◆ **Task data**:
........

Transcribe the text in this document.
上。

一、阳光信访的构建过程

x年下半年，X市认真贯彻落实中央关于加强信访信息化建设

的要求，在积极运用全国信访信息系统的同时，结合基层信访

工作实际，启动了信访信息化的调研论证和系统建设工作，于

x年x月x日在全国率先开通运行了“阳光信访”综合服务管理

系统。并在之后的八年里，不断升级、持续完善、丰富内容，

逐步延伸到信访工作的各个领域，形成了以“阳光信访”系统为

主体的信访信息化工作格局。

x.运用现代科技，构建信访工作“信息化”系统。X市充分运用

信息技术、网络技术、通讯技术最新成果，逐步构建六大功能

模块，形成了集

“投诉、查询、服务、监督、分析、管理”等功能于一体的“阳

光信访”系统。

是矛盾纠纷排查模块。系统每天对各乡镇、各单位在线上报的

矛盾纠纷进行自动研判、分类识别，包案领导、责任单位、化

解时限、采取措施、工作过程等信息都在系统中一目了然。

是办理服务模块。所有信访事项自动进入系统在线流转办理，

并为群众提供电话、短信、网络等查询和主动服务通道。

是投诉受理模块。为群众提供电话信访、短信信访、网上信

........

Write out every line from the records above, word for word.

Transcribe the text in this document.
上。

一、阳光信访的构建过程

x年下半年，X市认真贯彻落实中央关于加强信访信息化建设

的要求，在积极运用全国信访信息系统的同时，结合基层信访

工作实际，启动了信访信息化的调研论证和系统建设工作，于

x年x月x日在全国率先开通运行了“阳光信访”综合服务管理

系统。并在之后的八年里，不断升级、持续完善、丰富内容，

逐步延伸到信访工作的各个领域，形成了以“阳光信访”系统为

主体的信访信息化工作格局。

x.运用现代科技，构建信访工作“信息化”系统。X市充分运用

信息技术、网络技术、通讯技术最新成果，逐步构建六大功能

模块，形成了集

“投诉、查询、服务、监督、分析、管理”等功能于一体的“阳

光信访”系统。

是矛盾纠纷排查模块。系统每天对各乡镇、各单位在线上报的

矛盾纠纷进行自动研判、分类识别，包案领导、责任单位、化

解时限、采取措施、工作过程等信息都在系统中一目了然。

是办理服务模块。所有信访事项自动进入系统在线流转办理，

并为群众提供电话、短信、网络等查询和主动服务通道。

是投诉受理模块。为群众提供电话信访、短信信访、网上信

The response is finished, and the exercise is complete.